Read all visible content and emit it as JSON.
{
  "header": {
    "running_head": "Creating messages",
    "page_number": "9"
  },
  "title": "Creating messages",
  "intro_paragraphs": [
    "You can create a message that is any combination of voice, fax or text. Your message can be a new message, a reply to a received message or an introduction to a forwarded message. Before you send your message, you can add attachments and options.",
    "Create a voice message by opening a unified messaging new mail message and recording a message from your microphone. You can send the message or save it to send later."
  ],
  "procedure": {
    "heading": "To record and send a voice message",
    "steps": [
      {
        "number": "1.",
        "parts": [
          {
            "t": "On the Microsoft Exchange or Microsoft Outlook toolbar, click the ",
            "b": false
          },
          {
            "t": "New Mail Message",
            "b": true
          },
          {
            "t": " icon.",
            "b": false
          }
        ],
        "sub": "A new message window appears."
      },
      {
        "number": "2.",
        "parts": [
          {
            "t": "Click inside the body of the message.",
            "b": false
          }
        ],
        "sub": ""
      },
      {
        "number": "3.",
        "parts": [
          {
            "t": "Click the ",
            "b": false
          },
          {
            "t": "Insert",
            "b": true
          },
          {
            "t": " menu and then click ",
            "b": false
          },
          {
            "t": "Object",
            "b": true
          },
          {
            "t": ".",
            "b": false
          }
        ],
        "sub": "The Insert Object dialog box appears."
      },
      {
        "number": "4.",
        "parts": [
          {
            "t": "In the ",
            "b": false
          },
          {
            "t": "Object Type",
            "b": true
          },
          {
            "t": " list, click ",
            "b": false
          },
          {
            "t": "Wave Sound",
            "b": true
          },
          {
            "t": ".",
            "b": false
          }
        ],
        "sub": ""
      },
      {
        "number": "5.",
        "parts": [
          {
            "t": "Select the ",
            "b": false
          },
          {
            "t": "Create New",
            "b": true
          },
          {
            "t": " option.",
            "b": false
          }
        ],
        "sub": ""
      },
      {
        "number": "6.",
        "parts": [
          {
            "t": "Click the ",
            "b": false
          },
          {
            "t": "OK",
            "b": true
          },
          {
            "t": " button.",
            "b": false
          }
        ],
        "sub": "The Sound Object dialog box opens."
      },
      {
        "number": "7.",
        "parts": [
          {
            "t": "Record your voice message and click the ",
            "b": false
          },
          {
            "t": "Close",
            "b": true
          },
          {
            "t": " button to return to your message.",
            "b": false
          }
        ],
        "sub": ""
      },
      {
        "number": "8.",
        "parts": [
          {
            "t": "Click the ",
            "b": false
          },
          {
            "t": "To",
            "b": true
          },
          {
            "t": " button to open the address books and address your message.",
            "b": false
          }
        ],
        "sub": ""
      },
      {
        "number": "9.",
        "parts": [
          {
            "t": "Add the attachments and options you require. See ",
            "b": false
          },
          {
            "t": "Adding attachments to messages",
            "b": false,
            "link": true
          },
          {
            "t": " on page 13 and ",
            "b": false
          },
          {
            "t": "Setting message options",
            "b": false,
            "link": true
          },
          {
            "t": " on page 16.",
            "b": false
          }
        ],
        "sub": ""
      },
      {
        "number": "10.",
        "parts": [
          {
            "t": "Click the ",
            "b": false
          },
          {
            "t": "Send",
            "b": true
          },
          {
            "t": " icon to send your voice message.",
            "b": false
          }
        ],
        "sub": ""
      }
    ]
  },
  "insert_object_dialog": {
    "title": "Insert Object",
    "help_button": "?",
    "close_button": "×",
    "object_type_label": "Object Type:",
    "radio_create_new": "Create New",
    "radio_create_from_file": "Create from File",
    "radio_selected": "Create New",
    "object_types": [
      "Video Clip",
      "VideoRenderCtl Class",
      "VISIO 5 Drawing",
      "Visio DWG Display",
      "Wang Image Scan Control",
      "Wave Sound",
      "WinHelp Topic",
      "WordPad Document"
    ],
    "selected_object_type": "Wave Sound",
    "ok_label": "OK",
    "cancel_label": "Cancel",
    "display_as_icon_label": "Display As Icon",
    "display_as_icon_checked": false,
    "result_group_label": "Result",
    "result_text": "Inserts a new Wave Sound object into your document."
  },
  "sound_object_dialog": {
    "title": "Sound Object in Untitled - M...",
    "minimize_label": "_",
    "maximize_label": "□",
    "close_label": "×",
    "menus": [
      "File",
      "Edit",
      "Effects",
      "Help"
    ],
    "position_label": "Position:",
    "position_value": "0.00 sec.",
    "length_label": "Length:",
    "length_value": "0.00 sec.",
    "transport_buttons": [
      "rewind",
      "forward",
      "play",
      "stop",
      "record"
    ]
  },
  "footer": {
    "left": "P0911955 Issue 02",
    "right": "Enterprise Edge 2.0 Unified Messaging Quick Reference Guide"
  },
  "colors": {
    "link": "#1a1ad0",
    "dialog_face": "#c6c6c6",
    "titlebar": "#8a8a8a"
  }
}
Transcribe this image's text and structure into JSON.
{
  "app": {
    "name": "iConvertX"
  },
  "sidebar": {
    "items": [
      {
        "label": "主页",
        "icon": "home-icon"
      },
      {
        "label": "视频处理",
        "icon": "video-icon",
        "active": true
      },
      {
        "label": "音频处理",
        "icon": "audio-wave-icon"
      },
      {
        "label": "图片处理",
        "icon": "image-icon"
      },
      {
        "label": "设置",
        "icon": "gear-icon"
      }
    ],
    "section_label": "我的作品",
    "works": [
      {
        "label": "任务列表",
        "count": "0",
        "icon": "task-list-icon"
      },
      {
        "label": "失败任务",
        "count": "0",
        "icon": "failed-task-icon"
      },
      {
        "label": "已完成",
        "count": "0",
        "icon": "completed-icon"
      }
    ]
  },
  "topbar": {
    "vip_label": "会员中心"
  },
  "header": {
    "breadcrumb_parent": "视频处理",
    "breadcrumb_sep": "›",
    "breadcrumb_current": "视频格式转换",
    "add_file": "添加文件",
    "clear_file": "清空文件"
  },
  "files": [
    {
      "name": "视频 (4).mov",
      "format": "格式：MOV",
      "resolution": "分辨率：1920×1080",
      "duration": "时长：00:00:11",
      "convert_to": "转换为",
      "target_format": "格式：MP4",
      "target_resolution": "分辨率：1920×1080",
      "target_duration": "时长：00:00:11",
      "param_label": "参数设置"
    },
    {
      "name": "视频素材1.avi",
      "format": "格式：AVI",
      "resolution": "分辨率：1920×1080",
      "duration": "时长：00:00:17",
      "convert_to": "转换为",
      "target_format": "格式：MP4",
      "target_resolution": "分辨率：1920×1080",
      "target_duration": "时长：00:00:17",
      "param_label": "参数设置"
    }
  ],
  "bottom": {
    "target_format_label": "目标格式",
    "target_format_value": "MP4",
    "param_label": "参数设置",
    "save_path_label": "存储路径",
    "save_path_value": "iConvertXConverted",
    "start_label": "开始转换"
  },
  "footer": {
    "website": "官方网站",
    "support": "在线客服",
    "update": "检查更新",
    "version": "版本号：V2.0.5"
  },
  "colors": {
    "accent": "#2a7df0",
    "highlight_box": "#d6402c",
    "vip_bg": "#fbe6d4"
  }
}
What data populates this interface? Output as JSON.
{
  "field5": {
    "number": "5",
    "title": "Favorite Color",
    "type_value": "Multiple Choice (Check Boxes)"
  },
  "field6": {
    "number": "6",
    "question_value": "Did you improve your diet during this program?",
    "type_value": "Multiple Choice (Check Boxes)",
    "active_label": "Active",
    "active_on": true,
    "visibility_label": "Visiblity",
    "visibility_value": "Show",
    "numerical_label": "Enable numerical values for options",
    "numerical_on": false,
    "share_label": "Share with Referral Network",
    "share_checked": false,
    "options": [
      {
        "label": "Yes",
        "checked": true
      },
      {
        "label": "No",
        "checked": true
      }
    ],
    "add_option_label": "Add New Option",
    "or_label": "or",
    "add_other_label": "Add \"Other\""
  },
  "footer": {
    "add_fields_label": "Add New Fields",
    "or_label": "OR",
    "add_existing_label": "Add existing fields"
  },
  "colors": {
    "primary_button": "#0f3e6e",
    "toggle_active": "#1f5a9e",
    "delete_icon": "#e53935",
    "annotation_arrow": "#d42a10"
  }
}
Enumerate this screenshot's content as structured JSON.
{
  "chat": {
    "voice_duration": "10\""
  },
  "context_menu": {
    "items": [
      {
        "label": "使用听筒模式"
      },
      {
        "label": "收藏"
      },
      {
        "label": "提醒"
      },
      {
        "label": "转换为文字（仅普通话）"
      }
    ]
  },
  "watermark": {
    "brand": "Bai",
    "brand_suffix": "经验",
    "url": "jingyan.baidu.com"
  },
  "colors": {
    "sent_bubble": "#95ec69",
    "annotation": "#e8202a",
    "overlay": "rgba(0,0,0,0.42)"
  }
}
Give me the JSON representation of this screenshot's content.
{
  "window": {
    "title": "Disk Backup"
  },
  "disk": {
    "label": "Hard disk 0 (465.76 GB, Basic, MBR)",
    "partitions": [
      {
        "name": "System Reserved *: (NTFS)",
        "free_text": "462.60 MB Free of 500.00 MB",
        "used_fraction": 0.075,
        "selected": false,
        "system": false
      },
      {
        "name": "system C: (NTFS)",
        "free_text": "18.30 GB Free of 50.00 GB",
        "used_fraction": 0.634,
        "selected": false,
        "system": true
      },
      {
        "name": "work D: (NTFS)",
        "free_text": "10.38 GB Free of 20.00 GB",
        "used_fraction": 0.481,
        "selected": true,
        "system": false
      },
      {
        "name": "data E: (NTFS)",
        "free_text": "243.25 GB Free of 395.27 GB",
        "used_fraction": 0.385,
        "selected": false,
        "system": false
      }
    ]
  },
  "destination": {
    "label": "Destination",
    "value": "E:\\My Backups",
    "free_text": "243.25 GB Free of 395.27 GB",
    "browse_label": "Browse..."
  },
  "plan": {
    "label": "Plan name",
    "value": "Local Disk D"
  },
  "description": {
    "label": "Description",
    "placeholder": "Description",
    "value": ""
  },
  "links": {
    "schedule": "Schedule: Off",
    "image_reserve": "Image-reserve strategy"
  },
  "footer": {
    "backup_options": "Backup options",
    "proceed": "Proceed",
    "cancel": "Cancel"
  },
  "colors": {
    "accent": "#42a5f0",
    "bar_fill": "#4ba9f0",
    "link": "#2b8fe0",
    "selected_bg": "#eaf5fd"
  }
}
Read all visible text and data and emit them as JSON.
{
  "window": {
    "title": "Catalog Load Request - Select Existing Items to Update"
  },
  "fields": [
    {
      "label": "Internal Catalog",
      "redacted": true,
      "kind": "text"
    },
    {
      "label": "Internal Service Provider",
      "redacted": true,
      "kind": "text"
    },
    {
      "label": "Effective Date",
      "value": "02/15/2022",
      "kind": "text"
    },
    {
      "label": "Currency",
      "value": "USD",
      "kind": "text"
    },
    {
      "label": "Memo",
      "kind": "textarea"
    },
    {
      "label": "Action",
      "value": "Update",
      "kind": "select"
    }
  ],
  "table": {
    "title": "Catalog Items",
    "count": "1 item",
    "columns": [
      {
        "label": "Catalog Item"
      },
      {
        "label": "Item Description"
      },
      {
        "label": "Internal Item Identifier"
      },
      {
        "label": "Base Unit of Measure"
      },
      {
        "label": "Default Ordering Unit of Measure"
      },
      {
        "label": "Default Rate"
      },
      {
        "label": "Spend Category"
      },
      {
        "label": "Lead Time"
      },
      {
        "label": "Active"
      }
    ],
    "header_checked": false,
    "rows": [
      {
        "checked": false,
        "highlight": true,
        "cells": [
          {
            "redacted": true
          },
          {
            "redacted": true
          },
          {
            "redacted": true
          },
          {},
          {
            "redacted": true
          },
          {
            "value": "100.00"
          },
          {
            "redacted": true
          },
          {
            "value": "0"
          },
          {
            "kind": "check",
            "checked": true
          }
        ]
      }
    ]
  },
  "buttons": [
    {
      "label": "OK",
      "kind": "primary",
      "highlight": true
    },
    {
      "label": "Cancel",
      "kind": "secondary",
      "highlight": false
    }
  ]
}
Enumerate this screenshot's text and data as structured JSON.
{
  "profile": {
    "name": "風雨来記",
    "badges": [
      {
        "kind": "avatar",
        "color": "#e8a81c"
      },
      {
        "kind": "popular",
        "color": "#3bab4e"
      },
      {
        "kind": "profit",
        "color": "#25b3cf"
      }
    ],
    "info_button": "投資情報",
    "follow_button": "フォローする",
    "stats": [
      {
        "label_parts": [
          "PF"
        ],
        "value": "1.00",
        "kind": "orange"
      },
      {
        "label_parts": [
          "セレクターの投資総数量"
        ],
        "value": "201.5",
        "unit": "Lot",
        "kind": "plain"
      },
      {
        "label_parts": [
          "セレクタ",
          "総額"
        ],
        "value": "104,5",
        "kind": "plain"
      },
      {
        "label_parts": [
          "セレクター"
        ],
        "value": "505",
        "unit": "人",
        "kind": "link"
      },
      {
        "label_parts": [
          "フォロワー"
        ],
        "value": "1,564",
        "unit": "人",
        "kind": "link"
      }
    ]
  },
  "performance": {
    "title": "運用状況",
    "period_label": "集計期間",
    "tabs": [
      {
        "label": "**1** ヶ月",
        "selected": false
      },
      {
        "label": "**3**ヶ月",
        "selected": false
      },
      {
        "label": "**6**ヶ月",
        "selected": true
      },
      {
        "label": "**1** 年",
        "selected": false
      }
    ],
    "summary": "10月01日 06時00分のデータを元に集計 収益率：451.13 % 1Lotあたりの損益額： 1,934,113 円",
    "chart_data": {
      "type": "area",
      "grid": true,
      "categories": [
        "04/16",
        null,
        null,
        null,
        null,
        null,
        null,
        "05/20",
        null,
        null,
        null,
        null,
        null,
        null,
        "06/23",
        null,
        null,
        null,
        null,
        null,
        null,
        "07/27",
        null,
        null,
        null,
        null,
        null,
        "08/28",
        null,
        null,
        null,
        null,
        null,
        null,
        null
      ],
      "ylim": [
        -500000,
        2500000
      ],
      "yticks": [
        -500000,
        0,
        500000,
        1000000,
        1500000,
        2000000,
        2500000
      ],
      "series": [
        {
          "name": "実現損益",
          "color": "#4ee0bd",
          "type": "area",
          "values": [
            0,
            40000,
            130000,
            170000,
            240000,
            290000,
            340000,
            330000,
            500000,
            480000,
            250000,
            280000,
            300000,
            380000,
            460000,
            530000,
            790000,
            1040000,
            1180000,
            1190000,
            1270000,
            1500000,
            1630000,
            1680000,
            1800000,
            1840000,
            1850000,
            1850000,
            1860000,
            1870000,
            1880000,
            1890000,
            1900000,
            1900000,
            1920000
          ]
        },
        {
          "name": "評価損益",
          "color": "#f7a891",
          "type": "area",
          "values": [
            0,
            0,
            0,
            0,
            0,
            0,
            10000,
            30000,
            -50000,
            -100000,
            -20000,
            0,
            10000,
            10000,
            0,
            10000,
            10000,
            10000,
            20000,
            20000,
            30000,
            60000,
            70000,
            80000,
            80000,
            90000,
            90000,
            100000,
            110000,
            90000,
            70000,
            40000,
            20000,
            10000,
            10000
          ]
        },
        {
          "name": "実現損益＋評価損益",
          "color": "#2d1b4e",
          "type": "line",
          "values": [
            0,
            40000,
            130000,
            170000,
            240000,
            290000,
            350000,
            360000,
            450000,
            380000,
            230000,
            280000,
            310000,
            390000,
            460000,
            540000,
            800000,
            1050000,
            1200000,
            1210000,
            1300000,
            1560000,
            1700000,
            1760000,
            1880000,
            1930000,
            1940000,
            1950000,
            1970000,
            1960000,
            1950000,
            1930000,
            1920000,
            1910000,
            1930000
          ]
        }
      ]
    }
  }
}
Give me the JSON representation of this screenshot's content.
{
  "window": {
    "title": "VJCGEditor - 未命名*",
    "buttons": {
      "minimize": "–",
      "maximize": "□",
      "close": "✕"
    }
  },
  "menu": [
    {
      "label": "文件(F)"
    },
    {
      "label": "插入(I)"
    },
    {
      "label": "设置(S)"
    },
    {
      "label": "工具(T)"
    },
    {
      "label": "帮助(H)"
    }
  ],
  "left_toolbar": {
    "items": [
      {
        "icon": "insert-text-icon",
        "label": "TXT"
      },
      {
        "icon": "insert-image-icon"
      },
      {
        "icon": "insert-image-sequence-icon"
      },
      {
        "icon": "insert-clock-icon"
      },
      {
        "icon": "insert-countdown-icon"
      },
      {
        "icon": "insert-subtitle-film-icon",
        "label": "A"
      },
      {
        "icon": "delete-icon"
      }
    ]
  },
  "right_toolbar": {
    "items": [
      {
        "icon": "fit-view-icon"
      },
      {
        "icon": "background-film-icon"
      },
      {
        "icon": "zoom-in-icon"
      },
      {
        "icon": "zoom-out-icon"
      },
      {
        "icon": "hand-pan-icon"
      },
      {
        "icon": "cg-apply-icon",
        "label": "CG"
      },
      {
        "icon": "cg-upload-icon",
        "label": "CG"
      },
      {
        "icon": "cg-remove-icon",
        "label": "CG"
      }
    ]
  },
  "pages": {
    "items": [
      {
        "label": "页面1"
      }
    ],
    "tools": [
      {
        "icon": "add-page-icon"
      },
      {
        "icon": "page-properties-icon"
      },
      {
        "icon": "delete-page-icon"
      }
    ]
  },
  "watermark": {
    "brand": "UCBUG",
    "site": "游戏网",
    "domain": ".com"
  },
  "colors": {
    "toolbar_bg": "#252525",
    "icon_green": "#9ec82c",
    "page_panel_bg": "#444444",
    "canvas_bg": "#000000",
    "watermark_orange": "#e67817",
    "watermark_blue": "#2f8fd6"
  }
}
********************
__WHAT YOU WILL DO__. Only the number is needed: state how many lines in the listing contain "structured".

__ANSWER TO THIS PROBLEM__. 2